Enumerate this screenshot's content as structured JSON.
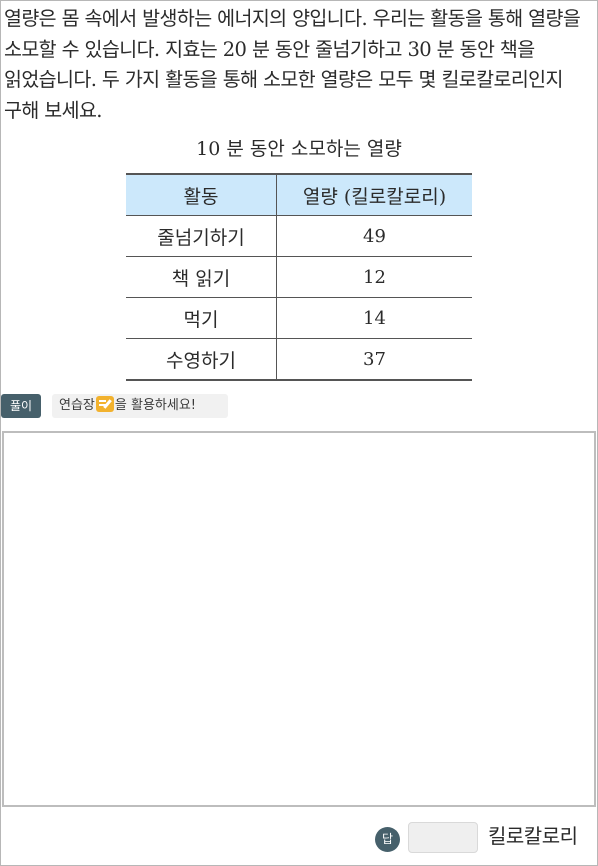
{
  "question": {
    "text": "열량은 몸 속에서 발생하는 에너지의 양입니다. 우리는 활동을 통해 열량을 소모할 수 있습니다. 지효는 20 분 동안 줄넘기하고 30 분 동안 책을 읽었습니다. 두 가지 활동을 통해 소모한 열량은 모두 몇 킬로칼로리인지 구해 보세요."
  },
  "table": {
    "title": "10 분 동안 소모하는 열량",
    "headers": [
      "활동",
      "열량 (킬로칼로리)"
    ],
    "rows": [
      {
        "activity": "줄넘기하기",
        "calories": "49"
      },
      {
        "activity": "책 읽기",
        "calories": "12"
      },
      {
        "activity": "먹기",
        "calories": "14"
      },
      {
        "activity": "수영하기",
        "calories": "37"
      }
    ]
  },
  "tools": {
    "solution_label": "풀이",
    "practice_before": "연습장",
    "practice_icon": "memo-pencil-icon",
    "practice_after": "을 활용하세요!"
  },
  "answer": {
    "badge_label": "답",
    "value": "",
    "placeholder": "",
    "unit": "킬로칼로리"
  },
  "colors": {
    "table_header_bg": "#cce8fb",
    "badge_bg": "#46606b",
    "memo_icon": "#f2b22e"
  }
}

━━━━━━━━━━━━━━━━━━━━

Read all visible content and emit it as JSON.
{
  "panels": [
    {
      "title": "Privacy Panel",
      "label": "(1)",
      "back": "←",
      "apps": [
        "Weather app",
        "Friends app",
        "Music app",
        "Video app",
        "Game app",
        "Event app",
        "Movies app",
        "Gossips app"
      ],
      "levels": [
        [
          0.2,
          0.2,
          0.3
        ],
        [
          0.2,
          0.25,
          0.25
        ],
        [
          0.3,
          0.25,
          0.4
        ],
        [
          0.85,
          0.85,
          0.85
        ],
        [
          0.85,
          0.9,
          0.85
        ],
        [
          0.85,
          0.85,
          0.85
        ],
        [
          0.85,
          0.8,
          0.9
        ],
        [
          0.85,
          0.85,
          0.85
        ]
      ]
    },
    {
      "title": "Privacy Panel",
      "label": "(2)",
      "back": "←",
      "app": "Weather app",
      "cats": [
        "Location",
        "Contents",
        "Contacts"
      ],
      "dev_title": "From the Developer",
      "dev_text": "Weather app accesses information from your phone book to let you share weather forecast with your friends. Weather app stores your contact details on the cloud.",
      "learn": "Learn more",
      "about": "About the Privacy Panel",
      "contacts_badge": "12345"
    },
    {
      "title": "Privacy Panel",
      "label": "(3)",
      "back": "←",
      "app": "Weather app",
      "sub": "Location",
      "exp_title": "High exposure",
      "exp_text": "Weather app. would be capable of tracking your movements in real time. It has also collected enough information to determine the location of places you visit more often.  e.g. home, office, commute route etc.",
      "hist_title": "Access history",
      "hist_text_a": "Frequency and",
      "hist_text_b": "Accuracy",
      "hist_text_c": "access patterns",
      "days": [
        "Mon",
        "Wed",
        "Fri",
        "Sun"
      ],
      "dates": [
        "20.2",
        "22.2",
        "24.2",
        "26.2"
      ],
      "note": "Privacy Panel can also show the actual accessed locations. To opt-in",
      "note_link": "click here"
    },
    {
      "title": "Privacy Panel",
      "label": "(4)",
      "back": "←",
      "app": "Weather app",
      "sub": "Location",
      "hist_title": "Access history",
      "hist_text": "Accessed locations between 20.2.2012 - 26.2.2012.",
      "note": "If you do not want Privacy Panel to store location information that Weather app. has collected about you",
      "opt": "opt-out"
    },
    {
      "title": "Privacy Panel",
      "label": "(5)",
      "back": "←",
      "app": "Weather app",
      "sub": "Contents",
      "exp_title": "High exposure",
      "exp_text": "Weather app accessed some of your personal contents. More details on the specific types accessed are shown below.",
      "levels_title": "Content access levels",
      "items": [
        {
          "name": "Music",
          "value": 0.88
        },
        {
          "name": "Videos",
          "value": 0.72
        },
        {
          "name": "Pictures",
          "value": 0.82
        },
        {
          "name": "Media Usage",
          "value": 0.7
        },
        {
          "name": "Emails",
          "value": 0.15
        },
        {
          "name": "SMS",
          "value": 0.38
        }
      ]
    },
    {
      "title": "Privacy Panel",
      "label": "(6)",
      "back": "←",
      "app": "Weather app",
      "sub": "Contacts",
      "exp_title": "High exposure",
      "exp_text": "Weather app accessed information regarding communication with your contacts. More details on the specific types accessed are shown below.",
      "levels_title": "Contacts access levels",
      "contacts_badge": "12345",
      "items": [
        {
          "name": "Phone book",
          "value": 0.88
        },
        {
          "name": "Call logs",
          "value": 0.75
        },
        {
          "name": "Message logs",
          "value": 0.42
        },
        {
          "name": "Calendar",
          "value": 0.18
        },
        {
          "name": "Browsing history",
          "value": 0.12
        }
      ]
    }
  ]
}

━━━━━━━━━━━━━━━━━━━━

What you are asked to do:
Using the listing above, return all lines where the word "about" occurs.

Exercise answer:
      "about": "About the Privacy Panel",
      "note": "If you do not want Privacy Panel to store location information that Weather app. has collected about you",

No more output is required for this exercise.